═════ Available records

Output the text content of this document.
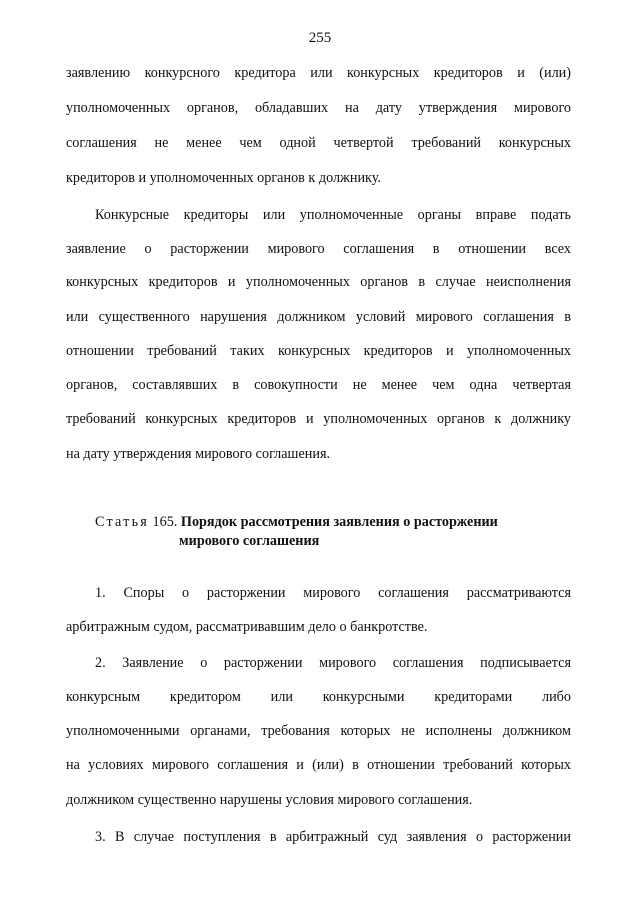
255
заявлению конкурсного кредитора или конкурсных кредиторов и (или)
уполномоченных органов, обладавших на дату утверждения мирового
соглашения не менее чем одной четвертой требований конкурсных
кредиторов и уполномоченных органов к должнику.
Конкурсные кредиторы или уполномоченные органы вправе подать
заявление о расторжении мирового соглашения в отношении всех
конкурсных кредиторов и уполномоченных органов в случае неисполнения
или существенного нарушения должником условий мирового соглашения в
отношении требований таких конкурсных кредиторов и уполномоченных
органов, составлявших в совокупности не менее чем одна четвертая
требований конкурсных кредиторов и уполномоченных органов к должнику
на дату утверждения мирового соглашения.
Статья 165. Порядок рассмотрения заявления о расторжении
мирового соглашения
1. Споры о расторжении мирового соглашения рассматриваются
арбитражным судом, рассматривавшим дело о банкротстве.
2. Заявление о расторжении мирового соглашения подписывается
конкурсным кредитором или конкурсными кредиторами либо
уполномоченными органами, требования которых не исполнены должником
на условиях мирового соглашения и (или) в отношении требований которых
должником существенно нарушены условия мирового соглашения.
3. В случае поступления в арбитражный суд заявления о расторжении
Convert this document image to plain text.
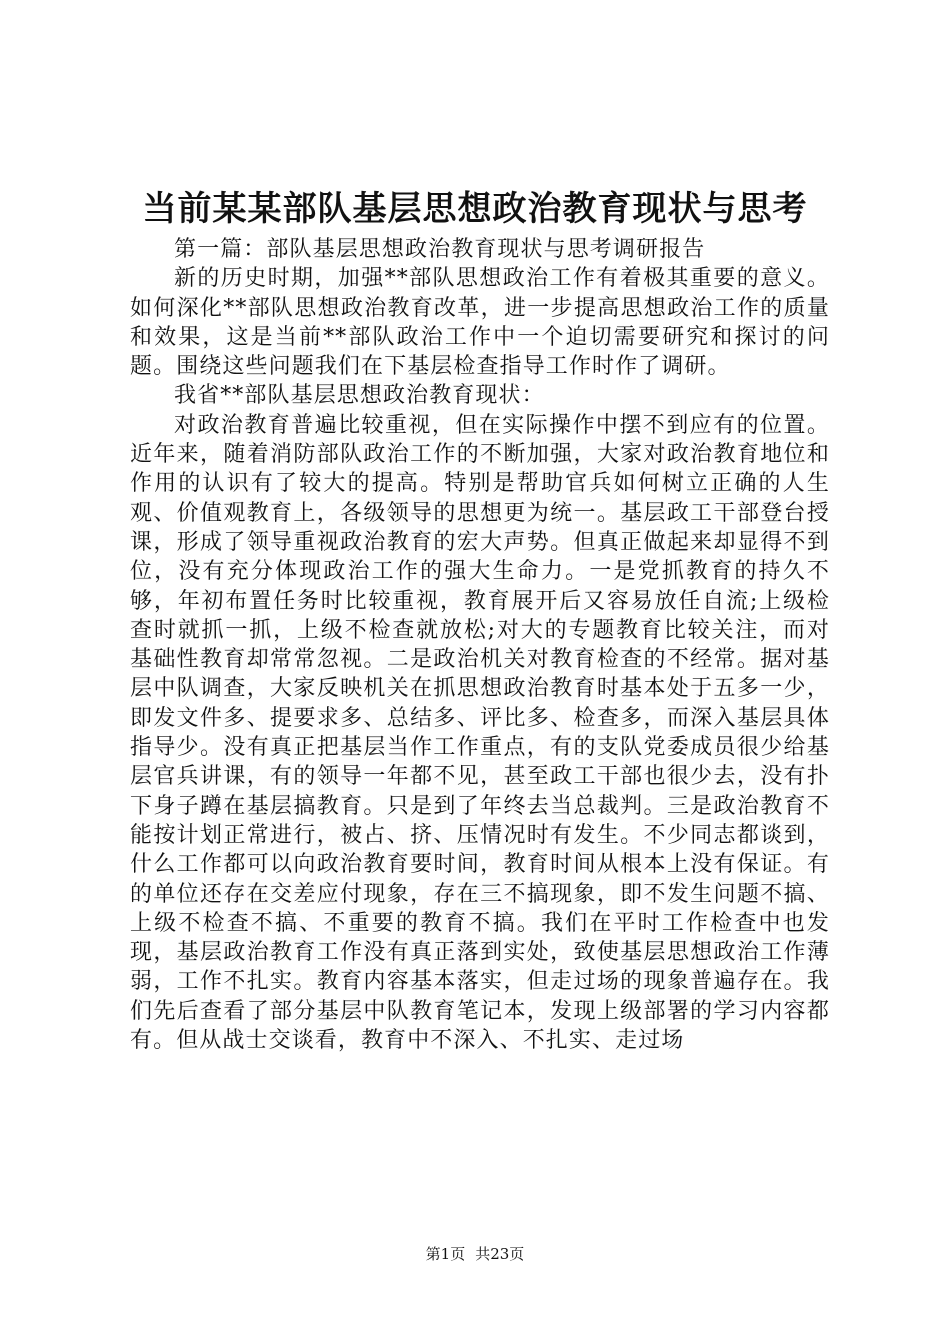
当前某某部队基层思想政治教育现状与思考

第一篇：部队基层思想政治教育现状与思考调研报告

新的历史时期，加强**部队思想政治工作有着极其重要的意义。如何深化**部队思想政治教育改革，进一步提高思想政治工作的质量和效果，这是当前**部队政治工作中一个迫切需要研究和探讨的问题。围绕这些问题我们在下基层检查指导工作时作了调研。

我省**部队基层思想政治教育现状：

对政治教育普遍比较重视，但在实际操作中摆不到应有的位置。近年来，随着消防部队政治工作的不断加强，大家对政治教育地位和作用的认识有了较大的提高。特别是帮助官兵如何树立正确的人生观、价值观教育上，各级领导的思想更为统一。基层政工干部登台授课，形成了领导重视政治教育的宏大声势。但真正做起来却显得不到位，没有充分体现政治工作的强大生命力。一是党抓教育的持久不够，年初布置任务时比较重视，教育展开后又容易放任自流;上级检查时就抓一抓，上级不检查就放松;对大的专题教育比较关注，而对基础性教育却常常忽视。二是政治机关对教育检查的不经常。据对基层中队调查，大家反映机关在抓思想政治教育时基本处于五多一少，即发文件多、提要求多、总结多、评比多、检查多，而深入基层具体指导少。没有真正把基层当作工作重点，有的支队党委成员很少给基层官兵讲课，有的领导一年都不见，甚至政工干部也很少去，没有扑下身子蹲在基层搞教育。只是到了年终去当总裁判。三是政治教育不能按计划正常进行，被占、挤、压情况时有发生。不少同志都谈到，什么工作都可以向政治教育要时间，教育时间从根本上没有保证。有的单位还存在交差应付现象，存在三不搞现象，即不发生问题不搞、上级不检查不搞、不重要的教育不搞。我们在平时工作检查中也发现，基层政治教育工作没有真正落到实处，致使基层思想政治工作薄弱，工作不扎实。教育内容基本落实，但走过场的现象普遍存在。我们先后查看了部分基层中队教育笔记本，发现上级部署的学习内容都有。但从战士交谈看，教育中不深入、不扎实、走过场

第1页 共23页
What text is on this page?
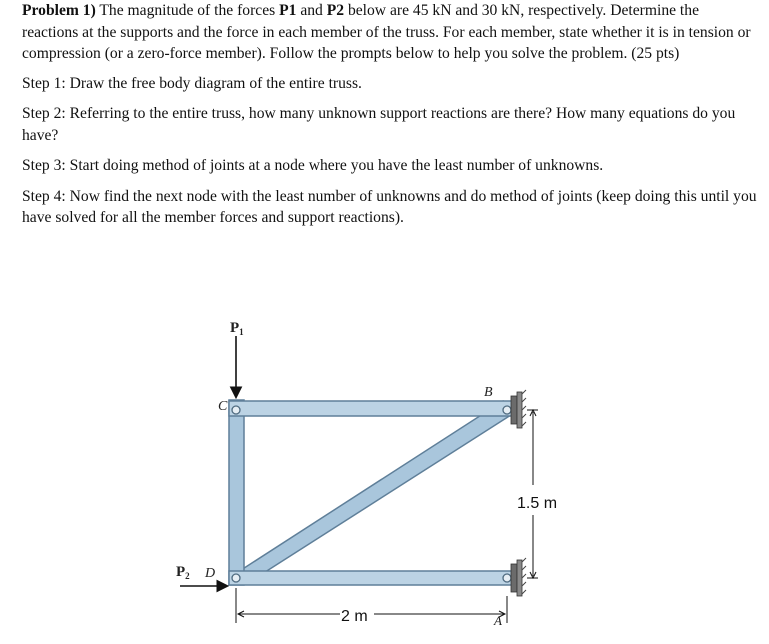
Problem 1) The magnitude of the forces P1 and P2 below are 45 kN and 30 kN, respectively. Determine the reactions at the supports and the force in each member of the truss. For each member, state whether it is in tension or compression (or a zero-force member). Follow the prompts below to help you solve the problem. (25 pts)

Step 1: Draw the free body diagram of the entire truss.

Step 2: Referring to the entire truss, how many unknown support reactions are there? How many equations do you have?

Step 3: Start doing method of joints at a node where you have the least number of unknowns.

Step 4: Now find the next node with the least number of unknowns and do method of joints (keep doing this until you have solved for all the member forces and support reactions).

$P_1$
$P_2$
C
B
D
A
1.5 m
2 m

══════════

▸ Work to be completed
Output all the records, word for word, with no pictures in the copy.

▸ Exercise result
Output the text content of this document.
255
заявлению конкурсного кредитора или конкурсных кредиторов и (или)
уполномоченных органов, обладавших на дату утверждения мирового
соглашения не менее чем одной четвертой требований конкурсных
кредиторов и уполномоченных органов к должнику.
Конкурсные кредиторы или уполномоченные органы вправе подать
заявление о расторжении мирового соглашения в отношении всех
конкурсных кредиторов и уполномоченных органов в случае неисполнения
или существенного нарушения должником условий мирового соглашения в
отношении требований таких конкурсных кредиторов и уполномоченных
органов, составлявших в совокупности не менее чем одна четвертая
требований конкурсных кредиторов и уполномоченных органов к должнику
на дату утверждения мирового соглашения.
Статья 165. Порядок рассмотрения заявления о расторжении
мирового соглашения
1. Споры о расторжении мирового соглашения рассматриваются
арбитражным судом, рассматривавшим дело о банкротстве.
2. Заявление о расторжении мирового соглашения подписывается
конкурсным кредитором или конкурсными кредиторами либо
уполномоченными органами, требования которых не исполнены должником
на условиях мирового соглашения и (или) в отношении требований которых
должником существенно нарушены условия мирового соглашения.
3. В случае поступления в арбитражный суд заявления о расторжении
Convert this document image to plain text.
当前某某部队基层思想政治教育现状与思考

第一篇：部队基层思想政治教育现状与思考调研报告

新的历史时期，加强**部队思想政治工作有着极其重要的意义。如何深化**部队思想政治教育改革，进一步提高思想政治工作的质量和效果，这是当前**部队政治工作中一个迫切需要研究和探讨的问题。围绕这些问题我们在下基层检查指导工作时作了调研。

我省**部队基层思想政治教育现状：

对政治教育普遍比较重视，但在实际操作中摆不到应有的位置。近年来，随着消防部队政治工作的不断加强，大家对政治教育地位和作用的认识有了较大的提高。特别是帮助官兵如何树立正确的人生观、价值观教育上，各级领导的思想更为统一。基层政工干部登台授课，形成了领导重视政治教育的宏大声势。但真正做起来却显得不到位，没有充分体现政治工作的强大生命力。一是党抓教育的持久不够，年初布置任务时比较重视，教育展开后又容易放任自流;上级检查时就抓一抓，上级不检查就放松;对大的专题教育比较关注，而对基础性教育却常常忽视。二是政治机关对教育检查的不经常。据对基层中队调查，大家反映机关在抓思想政治教育时基本处于五多一少，即发文件多、提要求多、总结多、评比多、检查多，而深入基层具体指导少。没有真正把基层当作工作重点，有的支队党委成员很少给基层官兵讲课，有的领导一年都不见，甚至政工干部也很少去，没有扑下身子蹲在基层搞教育。只是到了年终去当总裁判。三是政治教育不能按计划正常进行，被占、挤、压情况时有发生。不少同志都谈到，什么工作都可以向政治教育要时间，教育时间从根本上没有保证。有的单位还存在交差应付现象，存在三不搞现象，即不发生问题不搞、上级不检查不搞、不重要的教育不搞。我们在平时工作检查中也发现，基层政治教育工作没有真正落到实处，致使基层思想政治工作薄弱，工作不扎实。教育内容基本落实，但走过场的现象普遍存在。我们先后查看了部分基层中队教育笔记本，发现上级部署的学习内容都有。但从战士交谈看，教育中不深入、不扎实、走过场

第1页 共23页
What text is on this page?
Problem 1) The magnitude of the forces P1 and P2 below are 45 kN and 30 kN, respectively. Determine the reactions at the supports and the force in each member of the truss. For each member, state whether it is in tension or compression (or a zero-force member). Follow the prompts below to help you solve the problem. (25 pts)

Step 1: Draw the free body diagram of the entire truss.

Step 2: Referring to the entire truss, how many unknown support reactions are there? How many equations do you have?

Step 3: Start doing method of joints at a node where you have the least number of unknowns.

Step 4: Now find the next node with the least number of unknowns and do method of joints (keep doing this until you have solved for all the member forces and support reactions).

$P_1$
$P_2$
C
B
D
A
1.5 m
2 m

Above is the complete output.